-- Begin --

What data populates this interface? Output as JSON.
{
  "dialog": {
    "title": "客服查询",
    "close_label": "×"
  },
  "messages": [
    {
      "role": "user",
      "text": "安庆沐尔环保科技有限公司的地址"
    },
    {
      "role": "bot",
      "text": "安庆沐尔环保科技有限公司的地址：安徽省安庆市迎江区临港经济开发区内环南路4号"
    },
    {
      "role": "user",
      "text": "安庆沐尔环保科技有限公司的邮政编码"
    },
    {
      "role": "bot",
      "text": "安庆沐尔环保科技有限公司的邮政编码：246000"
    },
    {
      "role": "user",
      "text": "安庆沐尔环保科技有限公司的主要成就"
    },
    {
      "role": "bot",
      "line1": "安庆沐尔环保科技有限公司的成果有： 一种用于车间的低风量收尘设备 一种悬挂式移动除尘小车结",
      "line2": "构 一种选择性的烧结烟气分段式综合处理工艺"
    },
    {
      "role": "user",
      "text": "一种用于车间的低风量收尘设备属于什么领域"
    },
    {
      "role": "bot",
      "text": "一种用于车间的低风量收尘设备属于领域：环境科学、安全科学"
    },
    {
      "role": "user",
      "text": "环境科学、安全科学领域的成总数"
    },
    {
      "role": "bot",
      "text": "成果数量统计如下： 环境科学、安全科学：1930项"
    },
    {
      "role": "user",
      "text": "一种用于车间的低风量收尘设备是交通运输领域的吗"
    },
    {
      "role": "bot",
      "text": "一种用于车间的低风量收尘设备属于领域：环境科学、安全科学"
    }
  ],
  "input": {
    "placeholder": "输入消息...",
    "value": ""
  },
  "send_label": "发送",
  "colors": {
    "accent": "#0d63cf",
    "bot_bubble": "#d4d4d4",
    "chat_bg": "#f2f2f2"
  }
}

-- End --

> _PROBLEM_:
Every entry must be output again, exactly as written above.

> _TASK RESULT_:
What data populates this interface? Output as JSON.
{
  "dialog": {
    "title": "客服查询",
    "close_label": "×"
  },
  "messages": [
    {
      "role": "user",
      "text": "安庆沐尔环保科技有限公司的地址"
    },
    {
      "role": "bot",
      "text": "安庆沐尔环保科技有限公司的地址：安徽省安庆市迎江区临港经济开发区内环南路4号"
    },
    {
      "role": "user",
      "text": "安庆沐尔环保科技有限公司的邮政编码"
    },
    {
      "role": "bot",
      "text": "安庆沐尔环保科技有限公司的邮政编码：246000"
    },
    {
      "role": "user",
      "text": "安庆沐尔环保科技有限公司的主要成就"
    },
    {
      "role": "bot",
      "line1": "安庆沐尔环保科技有限公司的成果有： 一种用于车间的低风量收尘设备 一种悬挂式移动除尘小车结",
      "line2": "构 一种选择性的烧结烟气分段式综合处理工艺"
    },
    {
      "role": "user",
      "text": "一种用于车间的低风量收尘设备属于什么领域"
    },
    {
      "role": "bot",
      "text": "一种用于车间的低风量收尘设备属于领域：环境科学、安全科学"
    },
    {
      "role": "user",
      "text": "环境科学、安全科学领域的成总数"
    },
    {
      "role": "bot",
      "text": "成果数量统计如下： 环境科学、安全科学：1930项"
    },
    {
      "role": "user",
      "text": "一种用于车间的低风量收尘设备是交通运输领域的吗"
    },
    {
      "role": "bot",
      "text": "一种用于车间的低风量收尘设备属于领域：环境科学、安全科学"
    }
  ],
  "input": {
    "placeholder": "输入消息...",
    "value": ""
  },
  "send_label": "发送",
  "colors": {
    "accent": "#0d63cf",
    "bot_bubble": "#d4d4d4",
    "chat_bg": "#f2f2f2"
  }
}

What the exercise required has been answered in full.